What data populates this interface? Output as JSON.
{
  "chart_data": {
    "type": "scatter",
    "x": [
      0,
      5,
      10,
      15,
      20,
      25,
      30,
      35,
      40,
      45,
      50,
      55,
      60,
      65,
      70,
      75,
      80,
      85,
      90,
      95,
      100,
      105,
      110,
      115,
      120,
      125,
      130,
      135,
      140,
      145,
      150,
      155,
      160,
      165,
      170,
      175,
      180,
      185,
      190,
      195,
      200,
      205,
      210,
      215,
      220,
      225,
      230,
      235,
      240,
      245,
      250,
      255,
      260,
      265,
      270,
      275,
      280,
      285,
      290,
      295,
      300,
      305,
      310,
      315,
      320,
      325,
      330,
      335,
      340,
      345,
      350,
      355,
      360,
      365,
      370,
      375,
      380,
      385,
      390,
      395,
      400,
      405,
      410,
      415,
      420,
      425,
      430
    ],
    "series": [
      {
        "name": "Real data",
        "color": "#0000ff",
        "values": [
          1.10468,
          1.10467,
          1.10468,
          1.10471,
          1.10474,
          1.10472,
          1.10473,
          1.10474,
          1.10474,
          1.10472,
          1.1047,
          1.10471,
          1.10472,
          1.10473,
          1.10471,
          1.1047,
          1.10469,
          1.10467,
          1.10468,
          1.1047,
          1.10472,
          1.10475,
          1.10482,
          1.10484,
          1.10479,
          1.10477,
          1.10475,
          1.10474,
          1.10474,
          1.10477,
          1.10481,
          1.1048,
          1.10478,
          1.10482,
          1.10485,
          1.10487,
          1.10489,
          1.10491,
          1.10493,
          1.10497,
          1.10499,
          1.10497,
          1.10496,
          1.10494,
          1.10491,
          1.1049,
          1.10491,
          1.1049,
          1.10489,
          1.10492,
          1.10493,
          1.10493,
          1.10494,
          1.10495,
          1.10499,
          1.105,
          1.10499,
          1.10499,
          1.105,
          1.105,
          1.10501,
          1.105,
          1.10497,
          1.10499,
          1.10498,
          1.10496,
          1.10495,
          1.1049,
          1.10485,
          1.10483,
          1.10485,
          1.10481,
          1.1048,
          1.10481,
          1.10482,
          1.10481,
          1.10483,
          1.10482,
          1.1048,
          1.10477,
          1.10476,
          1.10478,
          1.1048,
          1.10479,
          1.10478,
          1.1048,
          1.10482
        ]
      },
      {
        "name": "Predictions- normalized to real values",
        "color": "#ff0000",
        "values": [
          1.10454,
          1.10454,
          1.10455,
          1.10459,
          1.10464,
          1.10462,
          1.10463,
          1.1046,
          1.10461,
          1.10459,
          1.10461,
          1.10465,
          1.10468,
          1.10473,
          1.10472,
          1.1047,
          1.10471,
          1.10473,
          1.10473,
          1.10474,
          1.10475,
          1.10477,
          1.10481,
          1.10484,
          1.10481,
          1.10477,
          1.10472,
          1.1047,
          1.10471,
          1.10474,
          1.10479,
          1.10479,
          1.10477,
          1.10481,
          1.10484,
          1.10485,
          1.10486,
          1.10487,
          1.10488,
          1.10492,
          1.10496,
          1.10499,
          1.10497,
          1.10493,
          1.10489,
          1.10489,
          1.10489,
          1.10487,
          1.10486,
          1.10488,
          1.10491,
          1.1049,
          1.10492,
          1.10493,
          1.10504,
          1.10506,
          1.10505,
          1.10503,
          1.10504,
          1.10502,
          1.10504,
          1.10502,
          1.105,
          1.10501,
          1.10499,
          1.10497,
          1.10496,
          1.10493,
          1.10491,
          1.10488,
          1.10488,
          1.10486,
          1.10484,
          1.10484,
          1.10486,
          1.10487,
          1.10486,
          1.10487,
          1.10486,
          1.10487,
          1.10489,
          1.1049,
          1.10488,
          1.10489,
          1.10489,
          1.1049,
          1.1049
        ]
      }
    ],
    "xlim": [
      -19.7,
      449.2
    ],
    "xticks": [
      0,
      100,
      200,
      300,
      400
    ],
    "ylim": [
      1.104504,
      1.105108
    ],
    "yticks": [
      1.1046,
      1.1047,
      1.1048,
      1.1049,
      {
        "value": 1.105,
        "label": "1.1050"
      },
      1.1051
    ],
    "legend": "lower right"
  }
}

• • • •

- **Goal of the exercise**: Output the lines above verbatim and in full.

- **Output below**:
What data populates this interface? Output as JSON.
{
  "chart_data": {
    "type": "scatter",
    "x": [
      0,
      5,
      10,
      15,
      20,
      25,
      30,
      35,
      40,
      45,
      50,
      55,
      60,
      65,
      70,
      75,
      80,
      85,
      90,
      95,
      100,
      105,
      110,
      115,
      120,
      125,
      130,
      135,
      140,
      145,
      150,
      155,
      160,
      165,
      170,
      175,
      180,
      185,
      190,
      195,
      200,
      205,
      210,
      215,
      220,
      225,
      230,
      235,
      240,
      245,
      250,
      255,
      260,
      265,
      270,
      275,
      280,
      285,
      290,
      295,
      300,
      305,
      310,
      315,
      320,
      325,
      330,
      335,
      340,
      345,
      350,
      355,
      360,
      365,
      370,
      375,
      380,
      385,
      390,
      395,
      400,
      405,
      410,
      415,
      420,
      425,
      430
    ],
    "series": [
      {
        "name": "Real data",
        "color": "#0000ff",
        "values": [
          1.10468,
          1.10467,
          1.10468,
          1.10471,
          1.10474,
          1.10472,
          1.10473,
          1.10474,
          1.10474,
          1.10472,
          1.1047,
          1.10471,
          1.10472,
          1.10473,
          1.10471,
          1.1047,
          1.10469,
          1.10467,
          1.10468,
          1.1047,
          1.10472,
          1.10475,
          1.10482,
          1.10484,
          1.10479,
          1.10477,
          1.10475,
          1.10474,
          1.10474,
          1.10477,
          1.10481,
          1.1048,
          1.10478,
          1.10482,
          1.10485,
          1.10487,
          1.10489,
          1.10491,
          1.10493,
          1.10497,
          1.10499,
          1.10497,
          1.10496,
          1.10494,
          1.10491,
          1.1049,
          1.10491,
          1.1049,
          1.10489,
          1.10492,
          1.10493,
          1.10493,
          1.10494,
          1.10495,
          1.10499,
          1.105,
          1.10499,
          1.10499,
          1.105,
          1.105,
          1.10501,
          1.105,
          1.10497,
          1.10499,
          1.10498,
          1.10496,
          1.10495,
          1.1049,
          1.10485,
          1.10483,
          1.10485,
          1.10481,
          1.1048,
          1.10481,
          1.10482,
          1.10481,
          1.10483,
          1.10482,
          1.1048,
          1.10477,
          1.10476,
          1.10478,
          1.1048,
          1.10479,
          1.10478,
          1.1048,
          1.10482
        ]
      },
      {
        "name": "Predictions- normalized to real values",
        "color": "#ff0000",
        "values": [
          1.10454,
          1.10454,
          1.10455,
          1.10459,
          1.10464,
          1.10462,
          1.10463,
          1.1046,
          1.10461,
          1.10459,
          1.10461,
          1.10465,
          1.10468,
          1.10473,
          1.10472,
          1.1047,
          1.10471,
          1.10473,
          1.10473,
          1.10474,
          1.10475,
          1.10477,
          1.10481,
          1.10484,
          1.10481,
          1.10477,
          1.10472,
          1.1047,
          1.10471,
          1.10474,
          1.10479,
          1.10479,
          1.10477,
          1.10481,
          1.10484,
          1.10485,
          1.10486,
          1.10487,
          1.10488,
          1.10492,
          1.10496,
          1.10499,
          1.10497,
          1.10493,
          1.10489,
          1.10489,
          1.10489,
          1.10487,
          1.10486,
          1.10488,
          1.10491,
          1.1049,
          1.10492,
          1.10493,
          1.10504,
          1.10506,
          1.10505,
          1.10503,
          1.10504,
          1.10502,
          1.10504,
          1.10502,
          1.105,
          1.10501,
          1.10499,
          1.10497,
          1.10496,
          1.10493,
          1.10491,
          1.10488,
          1.10488,
          1.10486,
          1.10484,
          1.10484,
          1.10486,
          1.10487,
          1.10486,
          1.10487,
          1.10486,
          1.10487,
          1.10489,
          1.1049,
          1.10488,
          1.10489,
          1.10489,
          1.1049,
          1.1049
        ]
      }
    ],
    "xlim": [
      -19.7,
      449.2
    ],
    "xticks": [
      0,
      100,
      200,
      300,
      400
    ],
    "ylim": [
      1.104504,
      1.105108
    ],
    "yticks": [
      1.1046,
      1.1047,
      1.1048,
      1.1049,
      {
        "value": 1.105,
        "label": "1.1050"
      },
      1.1051
    ],
    "legend": "lower right"
  }
}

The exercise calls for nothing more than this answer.